## Problem to work on:
Copy the entries verbatim, starting from their first line and continuing up to and including the line that contains "shaft-tol-lower: -0,012 — [579, 75, 620, 93]".
***
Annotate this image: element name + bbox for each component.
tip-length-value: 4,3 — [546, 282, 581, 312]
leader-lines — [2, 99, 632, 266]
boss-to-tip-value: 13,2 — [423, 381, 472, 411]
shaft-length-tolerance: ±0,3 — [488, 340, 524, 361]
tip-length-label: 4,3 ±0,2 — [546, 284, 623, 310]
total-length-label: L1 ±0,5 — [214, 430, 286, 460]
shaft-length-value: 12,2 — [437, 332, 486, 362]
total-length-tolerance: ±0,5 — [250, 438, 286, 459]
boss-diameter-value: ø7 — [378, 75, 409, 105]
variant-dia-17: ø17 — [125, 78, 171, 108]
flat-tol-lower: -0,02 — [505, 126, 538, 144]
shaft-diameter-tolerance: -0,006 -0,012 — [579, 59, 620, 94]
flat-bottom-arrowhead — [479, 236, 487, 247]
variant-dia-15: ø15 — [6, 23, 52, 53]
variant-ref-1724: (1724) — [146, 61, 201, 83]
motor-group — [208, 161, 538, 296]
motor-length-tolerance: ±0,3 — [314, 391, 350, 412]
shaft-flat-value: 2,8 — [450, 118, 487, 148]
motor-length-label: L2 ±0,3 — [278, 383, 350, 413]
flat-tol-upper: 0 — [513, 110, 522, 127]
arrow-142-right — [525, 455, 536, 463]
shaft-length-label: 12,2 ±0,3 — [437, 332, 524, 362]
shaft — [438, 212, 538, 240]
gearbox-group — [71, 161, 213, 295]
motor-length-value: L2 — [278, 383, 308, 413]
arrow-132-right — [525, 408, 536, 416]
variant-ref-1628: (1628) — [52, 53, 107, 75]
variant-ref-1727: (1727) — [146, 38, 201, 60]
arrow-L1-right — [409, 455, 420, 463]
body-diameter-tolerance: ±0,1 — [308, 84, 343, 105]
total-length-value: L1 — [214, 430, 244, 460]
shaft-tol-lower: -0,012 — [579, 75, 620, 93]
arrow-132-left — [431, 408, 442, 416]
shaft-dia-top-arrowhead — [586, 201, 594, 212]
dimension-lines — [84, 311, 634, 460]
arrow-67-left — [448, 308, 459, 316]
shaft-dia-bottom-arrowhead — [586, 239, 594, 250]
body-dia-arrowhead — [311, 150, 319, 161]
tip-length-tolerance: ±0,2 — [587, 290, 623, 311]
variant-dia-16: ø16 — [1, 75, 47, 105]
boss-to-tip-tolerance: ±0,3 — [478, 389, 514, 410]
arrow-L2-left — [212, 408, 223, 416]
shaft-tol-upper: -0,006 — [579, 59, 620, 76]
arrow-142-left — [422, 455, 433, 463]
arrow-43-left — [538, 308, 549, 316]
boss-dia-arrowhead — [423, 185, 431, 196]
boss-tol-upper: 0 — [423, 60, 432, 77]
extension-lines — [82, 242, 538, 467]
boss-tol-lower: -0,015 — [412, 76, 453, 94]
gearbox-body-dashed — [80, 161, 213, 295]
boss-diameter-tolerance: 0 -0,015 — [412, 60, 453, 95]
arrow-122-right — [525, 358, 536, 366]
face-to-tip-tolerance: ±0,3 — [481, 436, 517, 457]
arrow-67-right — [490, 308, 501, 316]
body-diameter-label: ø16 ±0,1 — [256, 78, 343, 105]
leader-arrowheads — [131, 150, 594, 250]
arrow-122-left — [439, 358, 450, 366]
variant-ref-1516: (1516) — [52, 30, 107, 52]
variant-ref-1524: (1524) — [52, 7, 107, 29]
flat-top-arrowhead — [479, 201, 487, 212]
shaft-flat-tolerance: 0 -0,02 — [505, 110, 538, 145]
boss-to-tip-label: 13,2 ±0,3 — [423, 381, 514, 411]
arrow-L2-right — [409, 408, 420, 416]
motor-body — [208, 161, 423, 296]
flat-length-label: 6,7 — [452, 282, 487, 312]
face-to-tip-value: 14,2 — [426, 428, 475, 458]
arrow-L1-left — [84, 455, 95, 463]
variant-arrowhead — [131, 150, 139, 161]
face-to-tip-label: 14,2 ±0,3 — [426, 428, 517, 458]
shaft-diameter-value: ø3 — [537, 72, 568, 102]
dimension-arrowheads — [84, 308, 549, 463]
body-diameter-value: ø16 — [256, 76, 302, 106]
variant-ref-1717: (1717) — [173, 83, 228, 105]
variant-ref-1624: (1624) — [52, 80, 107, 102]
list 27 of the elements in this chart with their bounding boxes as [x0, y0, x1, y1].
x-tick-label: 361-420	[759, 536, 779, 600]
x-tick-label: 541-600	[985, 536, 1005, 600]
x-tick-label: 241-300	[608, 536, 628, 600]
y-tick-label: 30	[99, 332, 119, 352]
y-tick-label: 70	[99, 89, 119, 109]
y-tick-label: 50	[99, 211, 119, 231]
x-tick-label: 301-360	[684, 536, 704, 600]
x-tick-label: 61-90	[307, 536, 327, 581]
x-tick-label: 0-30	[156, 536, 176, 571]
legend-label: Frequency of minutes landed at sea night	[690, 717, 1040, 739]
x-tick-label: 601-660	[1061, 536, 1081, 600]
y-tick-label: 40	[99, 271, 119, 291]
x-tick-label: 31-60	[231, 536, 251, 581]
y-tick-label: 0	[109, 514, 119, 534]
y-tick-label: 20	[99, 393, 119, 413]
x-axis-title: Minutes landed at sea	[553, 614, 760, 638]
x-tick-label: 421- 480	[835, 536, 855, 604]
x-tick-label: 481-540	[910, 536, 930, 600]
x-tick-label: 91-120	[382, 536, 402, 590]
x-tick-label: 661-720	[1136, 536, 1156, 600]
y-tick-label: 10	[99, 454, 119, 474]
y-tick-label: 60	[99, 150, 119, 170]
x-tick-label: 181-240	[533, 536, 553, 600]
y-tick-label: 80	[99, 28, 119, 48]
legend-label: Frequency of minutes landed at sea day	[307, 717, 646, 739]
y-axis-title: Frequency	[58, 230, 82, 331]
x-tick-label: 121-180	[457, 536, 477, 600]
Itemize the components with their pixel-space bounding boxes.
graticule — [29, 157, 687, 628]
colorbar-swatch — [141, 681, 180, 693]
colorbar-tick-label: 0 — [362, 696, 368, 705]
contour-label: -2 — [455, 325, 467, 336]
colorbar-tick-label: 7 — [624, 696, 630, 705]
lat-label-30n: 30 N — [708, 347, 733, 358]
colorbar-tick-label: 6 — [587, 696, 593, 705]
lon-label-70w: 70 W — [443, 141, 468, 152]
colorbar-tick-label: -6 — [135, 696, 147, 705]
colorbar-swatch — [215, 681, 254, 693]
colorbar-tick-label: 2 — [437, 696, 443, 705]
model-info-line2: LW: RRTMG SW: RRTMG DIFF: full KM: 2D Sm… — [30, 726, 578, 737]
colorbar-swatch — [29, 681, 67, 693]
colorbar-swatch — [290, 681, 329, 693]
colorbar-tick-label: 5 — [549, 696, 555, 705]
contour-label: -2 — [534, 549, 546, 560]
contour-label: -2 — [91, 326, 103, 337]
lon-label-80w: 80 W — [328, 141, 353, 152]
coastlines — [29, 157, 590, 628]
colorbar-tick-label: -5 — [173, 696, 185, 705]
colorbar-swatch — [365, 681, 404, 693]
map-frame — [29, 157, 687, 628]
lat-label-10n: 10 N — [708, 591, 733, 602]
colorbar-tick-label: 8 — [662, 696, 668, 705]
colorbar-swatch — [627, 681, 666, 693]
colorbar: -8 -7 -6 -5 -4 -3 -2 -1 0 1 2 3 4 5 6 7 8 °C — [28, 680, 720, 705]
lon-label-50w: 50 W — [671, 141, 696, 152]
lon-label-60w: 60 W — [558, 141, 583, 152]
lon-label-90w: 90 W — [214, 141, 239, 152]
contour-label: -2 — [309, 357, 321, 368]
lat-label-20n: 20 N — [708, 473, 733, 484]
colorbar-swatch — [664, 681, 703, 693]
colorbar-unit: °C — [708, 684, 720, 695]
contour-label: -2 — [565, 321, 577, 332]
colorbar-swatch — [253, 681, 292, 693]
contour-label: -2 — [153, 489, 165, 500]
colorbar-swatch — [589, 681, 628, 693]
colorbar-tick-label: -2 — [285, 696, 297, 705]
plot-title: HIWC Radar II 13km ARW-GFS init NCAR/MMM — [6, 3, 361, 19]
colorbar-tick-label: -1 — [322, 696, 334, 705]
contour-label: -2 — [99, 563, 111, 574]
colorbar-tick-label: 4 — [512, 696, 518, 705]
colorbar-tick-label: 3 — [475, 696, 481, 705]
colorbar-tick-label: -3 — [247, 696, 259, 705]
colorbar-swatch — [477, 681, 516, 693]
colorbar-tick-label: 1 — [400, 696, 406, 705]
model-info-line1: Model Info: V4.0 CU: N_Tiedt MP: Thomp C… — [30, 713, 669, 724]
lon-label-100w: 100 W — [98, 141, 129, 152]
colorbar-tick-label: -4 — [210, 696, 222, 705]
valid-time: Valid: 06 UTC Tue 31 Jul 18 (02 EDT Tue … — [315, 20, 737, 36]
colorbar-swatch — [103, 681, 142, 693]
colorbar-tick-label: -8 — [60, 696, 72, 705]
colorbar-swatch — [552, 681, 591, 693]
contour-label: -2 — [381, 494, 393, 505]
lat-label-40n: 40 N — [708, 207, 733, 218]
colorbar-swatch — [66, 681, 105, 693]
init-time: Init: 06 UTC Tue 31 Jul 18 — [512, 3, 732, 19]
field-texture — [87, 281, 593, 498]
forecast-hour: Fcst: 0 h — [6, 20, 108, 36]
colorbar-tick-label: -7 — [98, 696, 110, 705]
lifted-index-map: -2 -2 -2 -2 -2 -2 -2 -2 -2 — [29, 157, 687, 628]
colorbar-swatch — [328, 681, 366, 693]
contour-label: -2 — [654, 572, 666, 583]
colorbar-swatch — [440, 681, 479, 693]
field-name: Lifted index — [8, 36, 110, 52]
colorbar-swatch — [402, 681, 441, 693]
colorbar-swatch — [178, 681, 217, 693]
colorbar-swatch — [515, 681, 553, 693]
***
## Answer in full:
Annotate this image: element name + bbox for each component.
tip-length-value: 4,3 — [546, 282, 581, 312]
leader-lines — [2, 99, 632, 266]
boss-to-tip-value: 13,2 — [423, 381, 472, 411]
shaft-length-tolerance: ±0,3 — [488, 340, 524, 361]
tip-length-label: 4,3 ±0,2 — [546, 284, 623, 310]
total-length-label: L1 ±0,5 — [214, 430, 286, 460]
shaft-length-value: 12,2 — [437, 332, 486, 362]
total-length-tolerance: ±0,5 — [250, 438, 286, 459]
boss-diameter-value: ø7 — [378, 75, 409, 105]
variant-dia-17: ø17 — [125, 78, 171, 108]
flat-tol-lower: -0,02 — [505, 126, 538, 144]
shaft-diameter-tolerance: -0,006 -0,012 — [579, 59, 620, 94]
flat-bottom-arrowhead — [479, 236, 487, 247]
variant-dia-15: ø15 — [6, 23, 52, 53]
variant-ref-1724: (1724) — [146, 61, 201, 83]
motor-group — [208, 161, 538, 296]
motor-length-tolerance: ±0,3 — [314, 391, 350, 412]
shaft-flat-value: 2,8 — [450, 118, 487, 148]
motor-length-label: L2 ±0,3 — [278, 383, 350, 413]
flat-tol-upper: 0 — [513, 110, 522, 127]
arrow-142-right — [525, 455, 536, 463]
shaft-length-label: 12,2 ±0,3 — [437, 332, 524, 362]
shaft — [438, 212, 538, 240]
gearbox-group — [71, 161, 213, 295]
motor-length-value: L2 — [278, 383, 308, 413]
arrow-132-right — [525, 408, 536, 416]
variant-ref-1628: (1628) — [52, 53, 107, 75]
variant-ref-1727: (1727) — [146, 38, 201, 60]
arrow-L1-right — [409, 455, 420, 463]
body-diameter-tolerance: ±0,1 — [308, 84, 343, 105]
total-length-value: L1 — [214, 430, 244, 460]
shaft-tol-lower: -0,012 — [579, 75, 620, 93]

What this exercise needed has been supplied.